EXERCISE BRIEF: Copy out the entries in full and with complete accuracy; pictures are excluded.

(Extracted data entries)
__________________________________________________
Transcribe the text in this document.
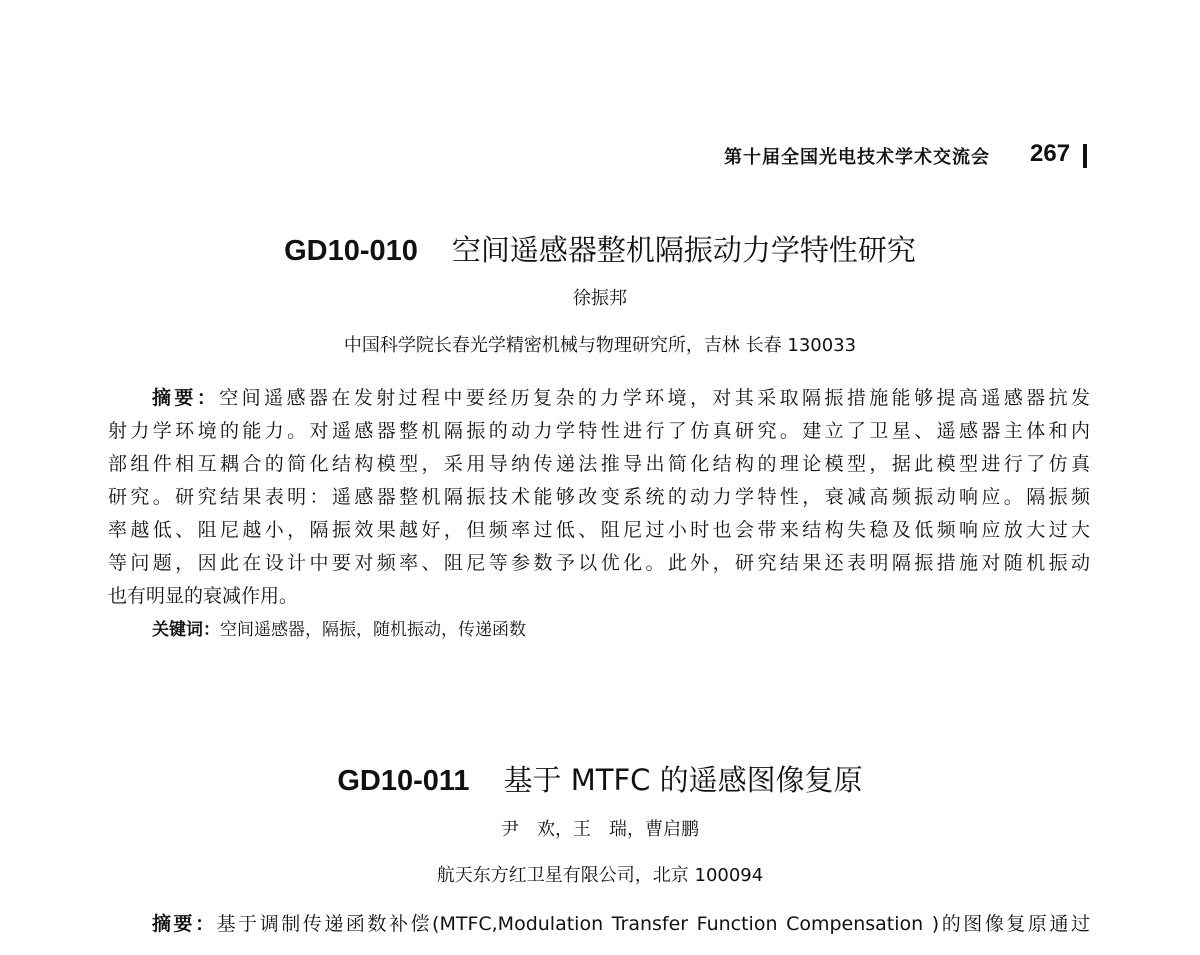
第十届全国光电技术学术交流会 267
GD10-010 空间遥感器整机隔振动力学特性研究
徐振邦
中国科学院长春光学精密机械与物理研究所，吉林 长春 130033
摘要：空间遥感器在发射过程中要经历复杂的力学环境，对其采取隔振措施能够提高遥感器抗发
射力学环境的能力。对遥感器整机隔振的动力学特性进行了仿真研究。建立了卫星、遥感器主体和内
部组件相互耦合的简化结构模型，采用导纳传递法推导出简化结构的理论模型，据此模型进行了仿真
研究。研究结果表明：遥感器整机隔振技术能够改变系统的动力学特性，衰减高频振动响应。隔振频
率越低、阻尼越小，隔振效果越好，但频率过低、阻尼过小时也会带来结构失稳及低频响应放大过大
等问题，因此在设计中要对频率、阻尼等参数予以优化。此外，研究结果还表明隔振措施对随机振动
也有明显的衰减作用。
关键词：空间遥感器，隔振，随机振动，传递函数
GD10-011 基于 MTFC 的遥感图像复原
尹　欢，王　瑞，曹启鹏
航天东方红卫星有限公司，北京 100094
摘要：基于调制传递函数补偿(MTFC,Modulation Transfer Function Compensation )的图像复原通过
__________________________________________________
WRITTEN ANSWER:
Transcribe the text in this document.
第十届全国光电技术学术交流会 267
GD10-010 空间遥感器整机隔振动力学特性研究
徐振邦
中国科学院长春光学精密机械与物理研究所，吉林 长春 130033
摘要：空间遥感器在发射过程中要经历复杂的力学环境，对其采取隔振措施能够提高遥感器抗发
射力学环境的能力。对遥感器整机隔振的动力学特性进行了仿真研究。建立了卫星、遥感器主体和内
部组件相互耦合的简化结构模型，采用导纳传递法推导出简化结构的理论模型，据此模型进行了仿真
研究。研究结果表明：遥感器整机隔振技术能够改变系统的动力学特性，衰减高频振动响应。隔振频
率越低、阻尼越小，隔振效果越好，但频率过低、阻尼过小时也会带来结构失稳及低频响应放大过大
等问题，因此在设计中要对频率、阻尼等参数予以优化。此外，研究结果还表明隔振措施对随机振动
也有明显的衰减作用。
关键词：空间遥感器，隔振，随机振动，传递函数
GD10-011 基于 MTFC 的遥感图像复原
尹　欢，王　瑞，曹启鹏
航天东方红卫星有限公司，北京 100094
摘要：基于调制传递函数补偿(MTFC,Modulation Transfer Function Compensation )的图像复原通过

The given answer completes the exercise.